[Stored data entries]
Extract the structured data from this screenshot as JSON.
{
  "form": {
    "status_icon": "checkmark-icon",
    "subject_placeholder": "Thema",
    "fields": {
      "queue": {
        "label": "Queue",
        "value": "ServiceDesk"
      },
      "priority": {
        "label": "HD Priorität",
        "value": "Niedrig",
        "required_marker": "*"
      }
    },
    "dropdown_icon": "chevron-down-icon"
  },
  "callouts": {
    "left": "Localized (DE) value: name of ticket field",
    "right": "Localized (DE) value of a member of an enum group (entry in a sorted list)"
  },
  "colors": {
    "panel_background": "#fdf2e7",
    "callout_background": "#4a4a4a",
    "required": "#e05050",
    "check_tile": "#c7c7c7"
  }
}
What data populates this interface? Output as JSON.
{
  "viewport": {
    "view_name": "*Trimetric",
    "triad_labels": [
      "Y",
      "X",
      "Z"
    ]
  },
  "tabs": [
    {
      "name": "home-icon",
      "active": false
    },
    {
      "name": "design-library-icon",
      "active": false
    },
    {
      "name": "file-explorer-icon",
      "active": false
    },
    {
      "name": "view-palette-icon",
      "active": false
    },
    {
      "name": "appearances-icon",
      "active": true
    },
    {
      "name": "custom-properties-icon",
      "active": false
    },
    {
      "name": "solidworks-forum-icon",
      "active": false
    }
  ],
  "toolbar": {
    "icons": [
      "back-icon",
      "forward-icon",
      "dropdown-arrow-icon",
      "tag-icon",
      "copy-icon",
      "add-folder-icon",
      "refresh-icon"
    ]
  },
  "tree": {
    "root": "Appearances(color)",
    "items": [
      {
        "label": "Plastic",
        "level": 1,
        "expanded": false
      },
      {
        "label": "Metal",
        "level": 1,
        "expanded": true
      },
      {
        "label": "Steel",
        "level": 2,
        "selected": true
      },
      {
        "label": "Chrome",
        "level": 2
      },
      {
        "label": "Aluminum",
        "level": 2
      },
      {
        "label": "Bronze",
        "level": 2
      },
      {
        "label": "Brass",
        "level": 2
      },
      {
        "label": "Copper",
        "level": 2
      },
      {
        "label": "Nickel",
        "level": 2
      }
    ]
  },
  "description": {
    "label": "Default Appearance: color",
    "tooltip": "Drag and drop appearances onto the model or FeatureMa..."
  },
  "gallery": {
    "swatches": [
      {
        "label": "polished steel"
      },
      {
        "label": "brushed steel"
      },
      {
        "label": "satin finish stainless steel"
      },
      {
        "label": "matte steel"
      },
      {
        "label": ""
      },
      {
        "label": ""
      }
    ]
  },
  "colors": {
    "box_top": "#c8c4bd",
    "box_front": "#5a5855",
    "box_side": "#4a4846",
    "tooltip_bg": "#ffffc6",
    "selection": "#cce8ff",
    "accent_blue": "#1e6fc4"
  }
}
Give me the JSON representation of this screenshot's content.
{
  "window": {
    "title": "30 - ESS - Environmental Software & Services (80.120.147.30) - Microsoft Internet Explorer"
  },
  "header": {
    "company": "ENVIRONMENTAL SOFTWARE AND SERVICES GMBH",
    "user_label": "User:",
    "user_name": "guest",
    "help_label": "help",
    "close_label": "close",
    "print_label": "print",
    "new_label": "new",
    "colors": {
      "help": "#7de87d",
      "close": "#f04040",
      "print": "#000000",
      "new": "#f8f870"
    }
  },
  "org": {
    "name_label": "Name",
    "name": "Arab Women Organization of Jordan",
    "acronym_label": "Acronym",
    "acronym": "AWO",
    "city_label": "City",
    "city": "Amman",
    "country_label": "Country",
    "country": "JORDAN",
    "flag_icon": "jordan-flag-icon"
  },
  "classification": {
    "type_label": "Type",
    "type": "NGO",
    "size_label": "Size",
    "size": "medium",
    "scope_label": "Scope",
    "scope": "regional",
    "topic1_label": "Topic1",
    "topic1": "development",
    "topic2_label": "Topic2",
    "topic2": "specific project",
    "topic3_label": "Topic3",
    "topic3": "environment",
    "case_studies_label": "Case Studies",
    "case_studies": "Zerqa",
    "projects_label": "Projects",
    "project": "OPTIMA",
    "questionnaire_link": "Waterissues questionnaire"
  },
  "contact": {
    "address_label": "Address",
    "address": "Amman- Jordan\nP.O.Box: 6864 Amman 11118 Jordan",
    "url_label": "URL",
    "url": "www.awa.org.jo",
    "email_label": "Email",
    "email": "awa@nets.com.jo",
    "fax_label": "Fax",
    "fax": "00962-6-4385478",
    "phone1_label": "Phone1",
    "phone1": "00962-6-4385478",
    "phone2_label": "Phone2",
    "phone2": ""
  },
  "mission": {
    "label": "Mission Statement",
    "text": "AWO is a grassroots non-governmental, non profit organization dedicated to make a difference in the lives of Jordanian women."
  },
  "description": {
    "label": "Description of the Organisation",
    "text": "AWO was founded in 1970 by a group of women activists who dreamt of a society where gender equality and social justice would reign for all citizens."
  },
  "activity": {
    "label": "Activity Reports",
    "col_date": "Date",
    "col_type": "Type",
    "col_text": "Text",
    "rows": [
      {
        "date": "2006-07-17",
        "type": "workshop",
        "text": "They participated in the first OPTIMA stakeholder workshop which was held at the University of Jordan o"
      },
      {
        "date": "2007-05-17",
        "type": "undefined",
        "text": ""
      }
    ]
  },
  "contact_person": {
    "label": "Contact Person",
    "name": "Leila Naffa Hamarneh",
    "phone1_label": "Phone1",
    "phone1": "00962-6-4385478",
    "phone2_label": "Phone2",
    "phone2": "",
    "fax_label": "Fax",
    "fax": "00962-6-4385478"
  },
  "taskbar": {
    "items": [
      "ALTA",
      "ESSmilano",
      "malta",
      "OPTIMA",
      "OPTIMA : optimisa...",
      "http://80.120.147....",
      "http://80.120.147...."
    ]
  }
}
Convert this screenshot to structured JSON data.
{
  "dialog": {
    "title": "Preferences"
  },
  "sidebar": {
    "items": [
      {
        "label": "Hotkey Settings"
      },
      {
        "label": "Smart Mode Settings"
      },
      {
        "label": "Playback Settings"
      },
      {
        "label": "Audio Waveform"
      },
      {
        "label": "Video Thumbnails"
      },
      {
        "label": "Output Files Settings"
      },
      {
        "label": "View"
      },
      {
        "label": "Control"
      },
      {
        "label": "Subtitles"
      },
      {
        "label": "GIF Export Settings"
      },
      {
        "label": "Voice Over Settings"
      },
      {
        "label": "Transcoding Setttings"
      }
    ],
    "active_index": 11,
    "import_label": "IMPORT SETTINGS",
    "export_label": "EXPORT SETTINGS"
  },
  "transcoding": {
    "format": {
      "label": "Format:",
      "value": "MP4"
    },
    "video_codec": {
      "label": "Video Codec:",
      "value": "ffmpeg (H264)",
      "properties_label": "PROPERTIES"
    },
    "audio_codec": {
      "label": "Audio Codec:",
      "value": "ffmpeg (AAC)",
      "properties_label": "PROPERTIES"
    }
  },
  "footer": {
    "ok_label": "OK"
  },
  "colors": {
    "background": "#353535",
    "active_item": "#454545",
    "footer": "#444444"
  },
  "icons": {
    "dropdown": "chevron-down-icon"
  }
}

## Problem description
Find each line that has the word "group", then copy it out.

## Answer to this problem
    "right": "Localized (DE) value of a member of an enum group (entry in a sorted list)"
    "text": "AWO was founded in 1970 by a group of women activists who dreamt of a society where gender equality and social justice would reign for all citizens."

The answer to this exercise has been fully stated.